*AIM*: Give all of the lines again, with nothing added or dropped.

(Stored dataset items)
..............................

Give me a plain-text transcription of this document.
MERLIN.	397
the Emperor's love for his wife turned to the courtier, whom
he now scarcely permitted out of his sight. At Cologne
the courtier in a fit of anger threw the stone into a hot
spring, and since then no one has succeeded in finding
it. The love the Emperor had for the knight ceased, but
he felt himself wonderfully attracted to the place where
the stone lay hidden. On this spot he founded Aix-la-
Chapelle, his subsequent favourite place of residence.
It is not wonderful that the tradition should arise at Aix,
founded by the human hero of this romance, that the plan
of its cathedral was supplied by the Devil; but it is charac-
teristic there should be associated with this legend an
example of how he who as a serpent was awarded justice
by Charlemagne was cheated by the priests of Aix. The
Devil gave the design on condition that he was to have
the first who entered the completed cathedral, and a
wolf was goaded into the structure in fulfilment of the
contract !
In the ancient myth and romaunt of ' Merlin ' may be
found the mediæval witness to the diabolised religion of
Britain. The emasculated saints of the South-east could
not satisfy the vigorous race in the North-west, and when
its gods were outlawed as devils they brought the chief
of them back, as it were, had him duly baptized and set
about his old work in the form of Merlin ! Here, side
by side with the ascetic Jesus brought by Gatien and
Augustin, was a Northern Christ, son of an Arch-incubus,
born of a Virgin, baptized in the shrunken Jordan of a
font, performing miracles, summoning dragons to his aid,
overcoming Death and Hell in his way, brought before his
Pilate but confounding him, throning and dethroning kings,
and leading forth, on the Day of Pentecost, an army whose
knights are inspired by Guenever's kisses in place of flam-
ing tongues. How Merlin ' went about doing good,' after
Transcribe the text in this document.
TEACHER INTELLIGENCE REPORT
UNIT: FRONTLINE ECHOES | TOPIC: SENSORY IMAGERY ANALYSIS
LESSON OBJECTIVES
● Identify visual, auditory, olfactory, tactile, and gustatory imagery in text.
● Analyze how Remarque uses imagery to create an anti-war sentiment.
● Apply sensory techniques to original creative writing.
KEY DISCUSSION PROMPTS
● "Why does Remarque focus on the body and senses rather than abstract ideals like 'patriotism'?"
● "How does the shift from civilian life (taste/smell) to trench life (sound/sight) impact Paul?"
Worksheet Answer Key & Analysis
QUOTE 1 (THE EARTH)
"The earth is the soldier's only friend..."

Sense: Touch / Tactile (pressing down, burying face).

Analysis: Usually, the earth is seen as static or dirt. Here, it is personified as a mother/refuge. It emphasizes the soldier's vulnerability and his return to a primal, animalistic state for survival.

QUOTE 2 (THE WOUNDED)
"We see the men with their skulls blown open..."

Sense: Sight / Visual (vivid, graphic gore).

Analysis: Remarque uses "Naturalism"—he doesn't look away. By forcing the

..............................

*EXERCISE ANSWER*:
Give me a plain-text transcription of this document.
MERLIN.	397
the Emperor's love for his wife turned to the courtier, whom
he now scarcely permitted out of his sight. At Cologne
the courtier in a fit of anger threw the stone into a hot
spring, and since then no one has succeeded in finding
it. The love the Emperor had for the knight ceased, but
he felt himself wonderfully attracted to the place where
the stone lay hidden. On this spot he founded Aix-la-
Chapelle, his subsequent favourite place of residence.
It is not wonderful that the tradition should arise at Aix,
founded by the human hero of this romance, that the plan
of its cathedral was supplied by the Devil; but it is charac-
teristic there should be associated with this legend an
example of how he who as a serpent was awarded justice
by Charlemagne was cheated by the priests of Aix. The
Devil gave the design on condition that he was to have
the first who entered the completed cathedral, and a
wolf was goaded into the structure in fulfilment of the
contract !
In the ancient myth and romaunt of ' Merlin ' may be
found the mediæval witness to the diabolised religion of
Britain. The emasculated saints of the South-east could
not satisfy the vigorous race in the North-west, and when
its gods were outlawed as devils they brought the chief
of them back, as it were, had him duly baptized and set
about his old work in the form of Merlin ! Here, side
by side with the ascetic Jesus brought by Gatien and
Augustin, was a Northern Christ, son of an Arch-incubus,
born of a Virgin, baptized in the shrunken Jordan of a
font, performing miracles, summoning dragons to his aid,
overcoming Death and Hell in his way, brought before his
Pilate but confounding him, throning and dethroning kings,
and leading forth, on the Day of Pentecost, an army whose
knights are inspired by Guenever's kisses in place of flam-
ing tongues. How Merlin ' went about doing good,' after
Transcribe the text in this document.
TEACHER INTELLIGENCE REPORT
UNIT: FRONTLINE ECHOES | TOPIC: SENSORY IMAGERY ANALYSIS
LESSON OBJECTIVES
● Identify visual, auditory, olfactory, tactile, and gustatory imagery in text.
● Analyze how Remarque uses imagery to create an anti-war sentiment.
● Apply sensory techniques to original creative writing.
KEY DISCUSSION PROMPTS
● "Why does Remarque focus on the body and senses rather than abstract ideals like 'patriotism'?"
● "How does the shift from civilian life (taste/smell) to trench life (sound/sight) impact Paul?"
Worksheet Answer Key & Analysis
QUOTE 1 (THE EARTH)
"The earth is the soldier's only friend..."

Sense: Touch / Tactile (pressing down, burying face).

Analysis: Usually, the earth is seen as static or dirt. Here, it is personified as a mother/refuge. It emphasizes the soldier's vulnerability and his return to a primal, animalistic state for survival.

QUOTE 2 (THE WOUNDED)
"We see the men with their skulls blown open..."

Sense: Sight / Visual (vivid, graphic gore).

Analysis: Remarque uses "Naturalism"—he doesn't look away. By forcing the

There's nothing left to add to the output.